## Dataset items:

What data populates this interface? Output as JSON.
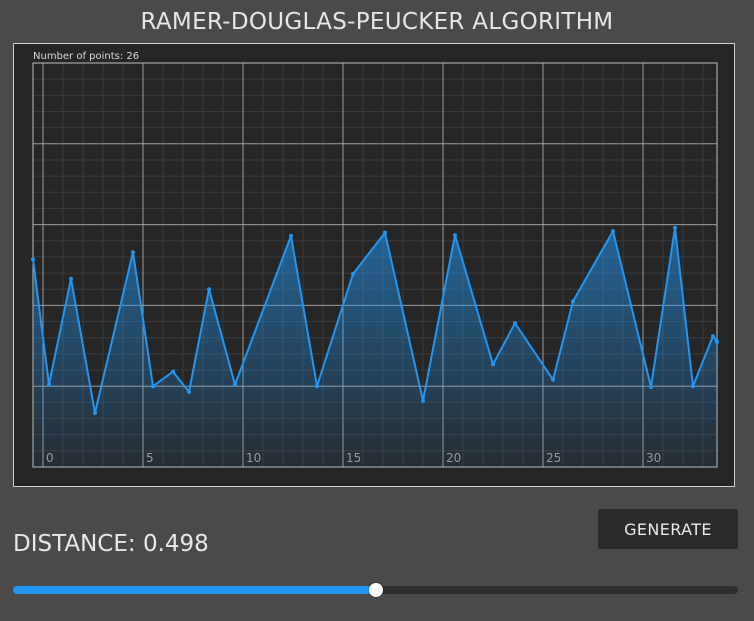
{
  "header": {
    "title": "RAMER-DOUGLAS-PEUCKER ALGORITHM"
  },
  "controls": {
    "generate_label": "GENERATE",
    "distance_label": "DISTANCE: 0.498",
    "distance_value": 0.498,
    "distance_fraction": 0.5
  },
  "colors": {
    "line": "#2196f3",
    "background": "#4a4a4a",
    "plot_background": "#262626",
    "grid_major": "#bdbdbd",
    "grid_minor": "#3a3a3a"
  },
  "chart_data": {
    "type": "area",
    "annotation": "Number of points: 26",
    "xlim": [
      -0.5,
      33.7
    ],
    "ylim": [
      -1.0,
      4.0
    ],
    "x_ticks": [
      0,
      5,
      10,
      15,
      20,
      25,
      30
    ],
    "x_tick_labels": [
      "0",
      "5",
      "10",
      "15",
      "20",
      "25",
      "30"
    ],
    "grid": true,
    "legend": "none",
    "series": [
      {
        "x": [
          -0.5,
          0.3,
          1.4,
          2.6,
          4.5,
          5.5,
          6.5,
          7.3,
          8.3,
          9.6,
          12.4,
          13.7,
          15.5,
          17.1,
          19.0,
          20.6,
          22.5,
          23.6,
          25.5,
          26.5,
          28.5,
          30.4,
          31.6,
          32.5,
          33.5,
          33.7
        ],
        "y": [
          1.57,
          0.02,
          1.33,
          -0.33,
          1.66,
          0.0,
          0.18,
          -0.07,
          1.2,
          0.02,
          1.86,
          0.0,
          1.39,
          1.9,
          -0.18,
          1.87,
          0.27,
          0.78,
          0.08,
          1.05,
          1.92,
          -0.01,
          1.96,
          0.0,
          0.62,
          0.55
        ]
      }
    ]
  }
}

## SET TASK:
Pictures in the records above should not be copied. Repeat everything else exactly.

## CORRECT RESPONSE:
What data populates this interface? Output as JSON.
{
  "header": {
    "title": "RAMER-DOUGLAS-PEUCKER ALGORITHM"
  },
  "controls": {
    "generate_label": "GENERATE",
    "distance_label": "DISTANCE: 0.498",
    "distance_value": 0.498,
    "distance_fraction": 0.5
  },
  "colors": {
    "line": "#2196f3",
    "background": "#4a4a4a",
    "plot_background": "#262626",
    "grid_major": "#bdbdbd",
    "grid_minor": "#3a3a3a"
  },
  "chart_data": {
    "type": "area",
    "annotation": "Number of points: 26",
    "xlim": [
      -0.5,
      33.7
    ],
    "ylim": [
      -1.0,
      4.0
    ],
    "x_ticks": [
      0,
      5,
      10,
      15,
      20,
      25,
      30
    ],
    "x_tick_labels": [
      "0",
      "5",
      "10",
      "15",
      "20",
      "25",
      "30"
    ],
    "grid": true,
    "legend": "none",
    "series": [
      {
        "x": [
          -0.5,
          0.3,
          1.4,
          2.6,
          4.5,
          5.5,
          6.5,
          7.3,
          8.3,
          9.6,
          12.4,
          13.7,
          15.5,
          17.1,
          19.0,
          20.6,
          22.5,
          23.6,
          25.5,
          26.5,
          28.5,
          30.4,
          31.6,
          32.5,
          33.5,
          33.7
        ],
        "y": [
          1.57,
          0.02,
          1.33,
          -0.33,
          1.66,
          0.0,
          0.18,
          -0.07,
          1.2,
          0.02,
          1.86,
          0.0,
          1.39,
          1.9,
          -0.18,
          1.87,
          0.27,
          0.78,
          0.08,
          1.05,
          1.92,
          -0.01,
          1.96,
          0.0,
          0.62,
          0.55
        ]
      }
    ]
  }
}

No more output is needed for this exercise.